— BEGIN LISTED ENTRIES —

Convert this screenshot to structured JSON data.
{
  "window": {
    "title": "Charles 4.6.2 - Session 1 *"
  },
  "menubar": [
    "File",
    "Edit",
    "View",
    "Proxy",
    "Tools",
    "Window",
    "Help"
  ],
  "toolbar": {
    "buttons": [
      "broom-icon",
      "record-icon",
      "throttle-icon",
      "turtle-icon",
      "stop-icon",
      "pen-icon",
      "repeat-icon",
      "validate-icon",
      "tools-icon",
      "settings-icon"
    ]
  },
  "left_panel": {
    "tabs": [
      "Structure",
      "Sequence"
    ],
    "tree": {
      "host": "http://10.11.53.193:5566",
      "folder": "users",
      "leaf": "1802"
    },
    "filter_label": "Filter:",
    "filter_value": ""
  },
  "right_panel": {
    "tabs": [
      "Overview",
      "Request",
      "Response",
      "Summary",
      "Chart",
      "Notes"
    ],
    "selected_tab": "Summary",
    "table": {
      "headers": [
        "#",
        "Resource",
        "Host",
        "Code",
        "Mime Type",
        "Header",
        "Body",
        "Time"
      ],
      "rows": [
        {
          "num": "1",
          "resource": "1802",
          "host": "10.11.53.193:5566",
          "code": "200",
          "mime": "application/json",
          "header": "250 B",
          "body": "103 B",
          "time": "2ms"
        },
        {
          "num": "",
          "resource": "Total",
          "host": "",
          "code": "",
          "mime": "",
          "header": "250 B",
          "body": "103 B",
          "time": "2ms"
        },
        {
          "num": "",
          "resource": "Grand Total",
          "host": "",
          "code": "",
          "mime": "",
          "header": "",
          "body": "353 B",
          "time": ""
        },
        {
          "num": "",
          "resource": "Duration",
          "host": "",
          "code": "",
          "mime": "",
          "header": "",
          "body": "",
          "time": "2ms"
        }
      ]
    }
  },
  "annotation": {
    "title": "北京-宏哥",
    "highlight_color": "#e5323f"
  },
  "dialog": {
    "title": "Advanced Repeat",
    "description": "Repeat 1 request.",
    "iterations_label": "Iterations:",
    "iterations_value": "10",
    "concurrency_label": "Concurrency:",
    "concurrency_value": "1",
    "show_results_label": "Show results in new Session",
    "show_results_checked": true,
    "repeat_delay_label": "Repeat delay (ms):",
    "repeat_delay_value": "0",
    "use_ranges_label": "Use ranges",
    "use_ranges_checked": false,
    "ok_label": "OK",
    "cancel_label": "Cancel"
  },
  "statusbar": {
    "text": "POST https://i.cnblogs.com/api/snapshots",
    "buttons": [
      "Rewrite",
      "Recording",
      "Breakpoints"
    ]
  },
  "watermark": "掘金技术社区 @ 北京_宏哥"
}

— END LISTED ENTRIES —

◆ TO BE DONE: Restate each of the entries above verbatim.

◆ SOLUTION FOR THIS TASK:
Convert this screenshot to structured JSON data.
{
  "window": {
    "title": "Charles 4.6.2 - Session 1 *"
  },
  "menubar": [
    "File",
    "Edit",
    "View",
    "Proxy",
    "Tools",
    "Window",
    "Help"
  ],
  "toolbar": {
    "buttons": [
      "broom-icon",
      "record-icon",
      "throttle-icon",
      "turtle-icon",
      "stop-icon",
      "pen-icon",
      "repeat-icon",
      "validate-icon",
      "tools-icon",
      "settings-icon"
    ]
  },
  "left_panel": {
    "tabs": [
      "Structure",
      "Sequence"
    ],
    "tree": {
      "host": "http://10.11.53.193:5566",
      "folder": "users",
      "leaf": "1802"
    },
    "filter_label": "Filter:",
    "filter_value": ""
  },
  "right_panel": {
    "tabs": [
      "Overview",
      "Request",
      "Response",
      "Summary",
      "Chart",
      "Notes"
    ],
    "selected_tab": "Summary",
    "table": {
      "headers": [
        "#",
        "Resource",
        "Host",
        "Code",
        "Mime Type",
        "Header",
        "Body",
        "Time"
      ],
      "rows": [
        {
          "num": "1",
          "resource": "1802",
          "host": "10.11.53.193:5566",
          "code": "200",
          "mime": "application/json",
          "header": "250 B",
          "body": "103 B",
          "time": "2ms"
        },
        {
          "num": "",
          "resource": "Total",
          "host": "",
          "code": "",
          "mime": "",
          "header": "250 B",
          "body": "103 B",
          "time": "2ms"
        },
        {
          "num": "",
          "resource": "Grand Total",
          "host": "",
          "code": "",
          "mime": "",
          "header": "",
          "body": "353 B",
          "time": ""
        },
        {
          "num": "",
          "resource": "Duration",
          "host": "",
          "code": "",
          "mime": "",
          "header": "",
          "body": "",
          "time": "2ms"
        }
      ]
    }
  },
  "annotation": {
    "title": "北京-宏哥",
    "highlight_color": "#e5323f"
  },
  "dialog": {
    "title": "Advanced Repeat",
    "description": "Repeat 1 request.",
    "iterations_label": "Iterations:",
    "iterations_value": "10",
    "concurrency_label": "Concurrency:",
    "concurrency_value": "1",
    "show_results_label": "Show results in new Session",
    "show_results_checked": true,
    "repeat_delay_label": "Repeat delay (ms):",
    "repeat_delay_value": "0",
    "use_ranges_label": "Use ranges",
    "use_ranges_checked": false,
    "ok_label": "OK",
    "cancel_label": "Cancel"
  },
  "statusbar": {
    "text": "POST https://i.cnblogs.com/api/snapshots",
    "buttons": [
      "Rewrite",
      "Recording",
      "Breakpoints"
    ]
  },
  "watermark": "掘金技术社区 @ 北京_宏哥"
}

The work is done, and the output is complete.